--- Start of Records for this task ---
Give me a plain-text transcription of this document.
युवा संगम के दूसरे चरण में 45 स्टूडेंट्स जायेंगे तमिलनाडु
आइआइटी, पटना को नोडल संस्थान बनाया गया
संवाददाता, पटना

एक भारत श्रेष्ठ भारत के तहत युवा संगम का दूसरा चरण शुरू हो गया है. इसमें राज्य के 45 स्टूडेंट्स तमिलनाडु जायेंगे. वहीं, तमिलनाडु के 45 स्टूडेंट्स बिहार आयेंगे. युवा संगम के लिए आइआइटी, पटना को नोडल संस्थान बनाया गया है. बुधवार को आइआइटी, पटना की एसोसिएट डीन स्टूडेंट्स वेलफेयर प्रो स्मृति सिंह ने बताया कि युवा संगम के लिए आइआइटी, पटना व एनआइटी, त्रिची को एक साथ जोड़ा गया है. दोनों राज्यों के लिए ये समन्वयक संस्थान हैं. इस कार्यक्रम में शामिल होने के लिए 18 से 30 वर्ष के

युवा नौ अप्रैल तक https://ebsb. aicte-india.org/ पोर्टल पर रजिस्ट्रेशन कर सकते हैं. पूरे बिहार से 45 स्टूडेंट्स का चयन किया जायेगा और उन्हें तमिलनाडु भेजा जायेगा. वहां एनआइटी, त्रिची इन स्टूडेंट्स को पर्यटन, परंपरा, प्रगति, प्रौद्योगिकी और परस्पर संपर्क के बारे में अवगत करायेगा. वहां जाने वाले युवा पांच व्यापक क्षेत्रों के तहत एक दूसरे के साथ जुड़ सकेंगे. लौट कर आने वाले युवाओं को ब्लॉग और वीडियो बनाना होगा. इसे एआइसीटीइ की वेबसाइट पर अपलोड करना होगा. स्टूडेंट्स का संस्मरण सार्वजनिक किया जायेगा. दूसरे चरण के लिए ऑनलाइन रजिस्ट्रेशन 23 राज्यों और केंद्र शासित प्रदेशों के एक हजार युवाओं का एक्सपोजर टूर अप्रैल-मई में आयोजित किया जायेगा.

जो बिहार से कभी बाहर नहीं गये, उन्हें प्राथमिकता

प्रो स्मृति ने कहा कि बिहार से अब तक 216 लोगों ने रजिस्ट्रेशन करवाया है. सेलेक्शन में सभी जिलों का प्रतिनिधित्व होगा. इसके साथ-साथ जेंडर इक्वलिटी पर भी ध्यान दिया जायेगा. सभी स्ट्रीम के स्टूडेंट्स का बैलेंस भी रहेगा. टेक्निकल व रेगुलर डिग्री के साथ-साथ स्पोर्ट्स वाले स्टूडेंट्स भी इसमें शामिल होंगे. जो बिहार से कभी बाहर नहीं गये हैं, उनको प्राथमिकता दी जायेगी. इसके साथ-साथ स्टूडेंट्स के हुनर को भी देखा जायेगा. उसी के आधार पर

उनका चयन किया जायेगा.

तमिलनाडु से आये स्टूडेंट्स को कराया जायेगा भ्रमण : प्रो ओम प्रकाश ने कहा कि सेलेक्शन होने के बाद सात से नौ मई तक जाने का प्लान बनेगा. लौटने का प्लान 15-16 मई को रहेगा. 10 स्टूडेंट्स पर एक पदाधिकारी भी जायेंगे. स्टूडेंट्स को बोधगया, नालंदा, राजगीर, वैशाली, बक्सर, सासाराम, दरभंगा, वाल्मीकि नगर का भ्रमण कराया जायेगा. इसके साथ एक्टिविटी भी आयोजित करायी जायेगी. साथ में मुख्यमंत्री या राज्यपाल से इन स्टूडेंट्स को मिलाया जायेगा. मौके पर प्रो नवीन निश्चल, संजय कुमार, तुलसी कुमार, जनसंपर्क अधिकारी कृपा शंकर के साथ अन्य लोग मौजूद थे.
--- End of Records for this task ---
What to work on: In the entries above, find each line with the word "आइआइट" and show it.

Output for this exercise:
आइआइटी, पटना को नोडल संस्थान बनाया गया
एक भारत श्रेष्ठ भारत के तहत युवा संगम का दूसरा चरण शुरू हो गया है. इसमें राज्य के 45 स्टूडेंट्स तमिलनाडु जायेंगे. वहीं, तमिलनाडु के 45 स्टूडेंट्स बिहार आयेंगे. युवा संगम के लिए आइआइटी, पटना को नोडल संस्थान बनाया गया है. बुधवार को आइआइटी, पटना की एसोसिएट डीन स्टूडेंट्स वेलफेयर प्रो स्मृति सिंह ने बताया कि युवा संगम के लिए आइआइटी, पटना व एनआइटी, त्रिची को एक साथ जोड़ा गया है. दोनों राज्यों के लिए ये समन्वयक संस्थान हैं. इस कार्यक्रम में शामिल होने के लिए 18 से 30 वर्ष के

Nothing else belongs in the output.